[Given passage]
★ ★ ★ ★ ★ ★ ★

I've never had a brother.

Yeah, yep, yep.

I mean, this place is where
you make your best friends,

but it is frickin' weird.

Like the poop settings.
You know,

it's like if you try
any other speed

besides "normal release,"

it just feels like
a World Series fastball.

Am I right?

What are you talking about?

There's no poop settings here.

You know, Aleesha says
pretty much everybody...

Ugh. You have to be
so careful around her.

[device chimes]

Hey, Mom.
Look, I'm with other me.

Nathan,

I just got a package for you

that says "urgent"
and "private."


- No, no, no.
- Who even knows you're here?

Mom, don't open it.

It's covered in a weird
orange dust.

Oh. [chuckles]

Okay, yeah, that's fine,
open it.

It's from a friend.

"Nathan, what's up?
It's Agent Cheetoh.

Here's David Choak
on a hard drive.


You didn't get it from me.

Hope it helps."

I was wondering
where Choak was.

- That's amazing.
- Yeah.

We can search his memories,
figure everything out.


Get evidence. This is like
having an answer key.

Choak is the one
who m*rder*d you?


I'm gonna put this
in the trash compactor.

Mom, don't touch that drive.

- Wait till I get there.
- All right.

Ooh, the things that
I'm gonna do to you, mister.

- No, wait till I get there.
- Wait till he gets there.

- If I can.
- Mom.

Mom! [exhales]

Call Nora.

[line ringing]

Why isn't she answering?

Maybe she took off again,

like when she went
off-grid before.

Nah, she wouldn't do that.

Ah, Nora's overrated.

She's like a pretentious
Sundance movie.

You don't know what's going on
half the time.

It's just, it's so crap.

- Okay, just chill out about Nora.
- No, you chill out!

I'm fine. You're the one
who should be chill.

Oh, I'm Backup Nathan.

I'm just an extra fake ghost.

Okay, okay, okay. Easy.

★ ★ ★ ★ ★ ★ ★

[Extracted material]
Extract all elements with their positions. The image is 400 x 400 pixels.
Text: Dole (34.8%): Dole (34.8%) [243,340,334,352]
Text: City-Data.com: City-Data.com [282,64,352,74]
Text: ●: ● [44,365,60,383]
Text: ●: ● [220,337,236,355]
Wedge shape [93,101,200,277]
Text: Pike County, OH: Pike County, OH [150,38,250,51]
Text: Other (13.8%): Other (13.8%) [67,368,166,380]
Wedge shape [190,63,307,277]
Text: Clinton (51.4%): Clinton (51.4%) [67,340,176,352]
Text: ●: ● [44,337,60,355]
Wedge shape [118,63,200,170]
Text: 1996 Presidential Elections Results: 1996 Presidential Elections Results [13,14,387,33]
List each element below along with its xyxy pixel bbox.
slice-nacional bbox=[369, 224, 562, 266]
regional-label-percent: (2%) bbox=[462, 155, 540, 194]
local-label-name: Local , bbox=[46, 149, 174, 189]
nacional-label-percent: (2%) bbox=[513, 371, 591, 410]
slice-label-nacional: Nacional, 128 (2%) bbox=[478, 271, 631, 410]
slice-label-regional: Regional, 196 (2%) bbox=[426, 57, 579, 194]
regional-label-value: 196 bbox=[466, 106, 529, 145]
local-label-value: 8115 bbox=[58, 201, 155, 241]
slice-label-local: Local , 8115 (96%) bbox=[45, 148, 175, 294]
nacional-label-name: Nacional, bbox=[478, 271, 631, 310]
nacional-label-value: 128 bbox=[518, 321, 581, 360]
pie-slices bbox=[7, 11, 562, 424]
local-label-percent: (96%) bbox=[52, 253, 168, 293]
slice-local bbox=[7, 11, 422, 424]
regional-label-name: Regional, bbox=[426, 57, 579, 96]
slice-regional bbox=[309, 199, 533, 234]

★ ★ ★ ★ ★ ★ ★

[Tasks and exercises]
1 – From the dialogue, write out the lines that begin at the words "I'm gonna put" and stop after "he gets there.".
2 – List every sound cue in square brackets that appears in the dialogue.

[Completed exercise]
1 –
I'm gonna put this
in the trash compactor.

Mom, don't touch that drive.

- Wait till I get there.
- All right.

Ooh, the things that
I'm gonna do to you, mister.

- No, wait till I get there.
- Wait till he gets there.

2 –
[device chimes]
[chuckles]
[exhales]
[line ringing]